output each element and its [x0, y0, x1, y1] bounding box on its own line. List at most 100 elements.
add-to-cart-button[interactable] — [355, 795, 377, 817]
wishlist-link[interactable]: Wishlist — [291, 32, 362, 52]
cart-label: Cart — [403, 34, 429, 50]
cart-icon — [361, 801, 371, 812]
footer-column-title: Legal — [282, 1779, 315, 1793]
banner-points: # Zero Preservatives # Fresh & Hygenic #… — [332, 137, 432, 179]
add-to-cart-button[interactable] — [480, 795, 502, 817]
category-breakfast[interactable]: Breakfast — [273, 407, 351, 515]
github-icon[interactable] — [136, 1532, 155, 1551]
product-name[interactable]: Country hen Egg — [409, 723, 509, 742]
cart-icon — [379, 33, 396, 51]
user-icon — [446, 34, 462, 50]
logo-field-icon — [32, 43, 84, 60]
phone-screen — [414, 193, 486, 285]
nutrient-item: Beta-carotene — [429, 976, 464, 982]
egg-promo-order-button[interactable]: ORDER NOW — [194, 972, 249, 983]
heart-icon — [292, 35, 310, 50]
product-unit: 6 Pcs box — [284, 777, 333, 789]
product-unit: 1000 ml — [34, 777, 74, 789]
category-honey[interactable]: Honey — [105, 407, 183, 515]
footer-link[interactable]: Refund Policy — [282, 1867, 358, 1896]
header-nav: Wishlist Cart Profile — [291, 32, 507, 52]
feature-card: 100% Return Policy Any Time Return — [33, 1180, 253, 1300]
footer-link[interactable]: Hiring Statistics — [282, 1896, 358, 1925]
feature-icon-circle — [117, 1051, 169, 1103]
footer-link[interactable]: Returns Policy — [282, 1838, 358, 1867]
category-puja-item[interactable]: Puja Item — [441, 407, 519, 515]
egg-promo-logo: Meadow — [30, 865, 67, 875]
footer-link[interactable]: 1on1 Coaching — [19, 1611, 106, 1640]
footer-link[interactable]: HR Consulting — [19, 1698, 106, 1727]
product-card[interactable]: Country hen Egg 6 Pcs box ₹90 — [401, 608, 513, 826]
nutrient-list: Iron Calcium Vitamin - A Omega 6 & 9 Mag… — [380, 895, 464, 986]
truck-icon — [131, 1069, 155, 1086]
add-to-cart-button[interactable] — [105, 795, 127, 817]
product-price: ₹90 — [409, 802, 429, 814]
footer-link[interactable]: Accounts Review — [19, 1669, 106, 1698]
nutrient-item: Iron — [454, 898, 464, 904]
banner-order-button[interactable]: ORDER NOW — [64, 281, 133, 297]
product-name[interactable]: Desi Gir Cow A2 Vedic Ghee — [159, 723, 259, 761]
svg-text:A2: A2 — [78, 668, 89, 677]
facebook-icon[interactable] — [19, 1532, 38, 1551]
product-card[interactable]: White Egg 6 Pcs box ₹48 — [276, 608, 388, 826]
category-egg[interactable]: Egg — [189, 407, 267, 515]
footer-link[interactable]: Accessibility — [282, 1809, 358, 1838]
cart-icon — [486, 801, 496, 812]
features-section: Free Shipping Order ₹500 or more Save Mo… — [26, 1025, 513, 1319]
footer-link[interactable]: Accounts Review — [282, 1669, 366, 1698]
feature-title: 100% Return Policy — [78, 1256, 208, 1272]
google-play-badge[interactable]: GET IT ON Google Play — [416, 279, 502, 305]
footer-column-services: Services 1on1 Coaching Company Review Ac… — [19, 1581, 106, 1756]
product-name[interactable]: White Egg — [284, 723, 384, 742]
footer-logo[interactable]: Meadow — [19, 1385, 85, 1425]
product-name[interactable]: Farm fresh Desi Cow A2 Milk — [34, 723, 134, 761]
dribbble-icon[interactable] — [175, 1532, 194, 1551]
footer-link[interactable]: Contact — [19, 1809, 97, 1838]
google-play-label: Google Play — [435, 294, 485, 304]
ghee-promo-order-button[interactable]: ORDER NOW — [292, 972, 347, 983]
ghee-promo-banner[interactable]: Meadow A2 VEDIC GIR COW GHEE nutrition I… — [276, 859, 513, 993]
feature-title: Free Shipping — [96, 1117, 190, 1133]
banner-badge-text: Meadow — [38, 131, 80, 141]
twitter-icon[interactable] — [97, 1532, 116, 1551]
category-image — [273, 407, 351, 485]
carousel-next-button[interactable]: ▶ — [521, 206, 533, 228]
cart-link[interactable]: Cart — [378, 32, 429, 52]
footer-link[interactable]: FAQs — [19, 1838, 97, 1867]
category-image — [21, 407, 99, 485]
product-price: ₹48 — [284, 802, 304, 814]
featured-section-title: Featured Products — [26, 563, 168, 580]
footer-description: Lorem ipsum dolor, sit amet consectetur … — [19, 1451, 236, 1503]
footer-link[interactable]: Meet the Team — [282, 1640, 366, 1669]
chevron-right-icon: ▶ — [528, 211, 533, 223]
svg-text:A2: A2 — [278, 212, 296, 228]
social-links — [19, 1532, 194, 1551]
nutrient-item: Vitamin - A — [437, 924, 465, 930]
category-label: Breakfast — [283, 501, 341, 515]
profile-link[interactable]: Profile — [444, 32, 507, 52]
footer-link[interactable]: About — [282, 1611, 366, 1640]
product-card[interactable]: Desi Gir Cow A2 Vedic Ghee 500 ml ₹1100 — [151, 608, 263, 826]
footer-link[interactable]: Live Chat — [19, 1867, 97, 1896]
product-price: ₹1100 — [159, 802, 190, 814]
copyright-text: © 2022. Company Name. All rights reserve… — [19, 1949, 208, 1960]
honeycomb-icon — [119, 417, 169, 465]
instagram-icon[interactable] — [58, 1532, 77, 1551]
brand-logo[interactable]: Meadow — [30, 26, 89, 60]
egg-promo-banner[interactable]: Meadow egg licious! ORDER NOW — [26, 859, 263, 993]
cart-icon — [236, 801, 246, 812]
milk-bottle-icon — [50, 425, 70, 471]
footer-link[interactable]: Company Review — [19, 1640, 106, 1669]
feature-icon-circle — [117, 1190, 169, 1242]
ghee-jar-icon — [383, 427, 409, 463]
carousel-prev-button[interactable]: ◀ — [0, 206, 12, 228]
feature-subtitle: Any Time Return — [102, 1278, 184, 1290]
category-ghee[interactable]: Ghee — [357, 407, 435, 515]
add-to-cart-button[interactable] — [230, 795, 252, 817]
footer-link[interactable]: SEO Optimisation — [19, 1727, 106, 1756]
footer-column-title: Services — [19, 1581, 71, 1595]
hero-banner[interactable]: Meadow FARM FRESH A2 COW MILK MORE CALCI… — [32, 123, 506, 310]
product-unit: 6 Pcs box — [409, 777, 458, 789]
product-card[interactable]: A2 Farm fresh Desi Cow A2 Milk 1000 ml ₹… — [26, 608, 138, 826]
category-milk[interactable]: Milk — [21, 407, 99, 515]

.....

## Instructions for the task
Reproduce the stretch of lines from the start through the line containing "logo-field-icon — [32, 43, 84, 60]", swapping "cart-icon" for "basket-icon" and keeping everything else the same.

## Result
output each element and its [x0, y0, x1, y1] bounding box on its own line. List at most 100 elements.
add-to-cart-button[interactable] — [355, 795, 377, 817]
wishlist-link[interactable]: Wishlist — [291, 32, 362, 52]
cart-label: Cart — [403, 34, 429, 50]
basket-icon — [361, 801, 371, 812]
footer-column-title: Legal — [282, 1779, 315, 1793]
banner-points: # Zero Preservatives # Fresh & Hygenic #… — [332, 137, 432, 179]
add-to-cart-button[interactable] — [480, 795, 502, 817]
category-breakfast[interactable]: Breakfast — [273, 407, 351, 515]
github-icon[interactable] — [136, 1532, 155, 1551]
product-name[interactable]: Country hen Egg — [409, 723, 509, 742]
basket-icon — [379, 33, 396, 51]
user-icon — [446, 34, 462, 50]
logo-field-icon — [32, 43, 84, 60]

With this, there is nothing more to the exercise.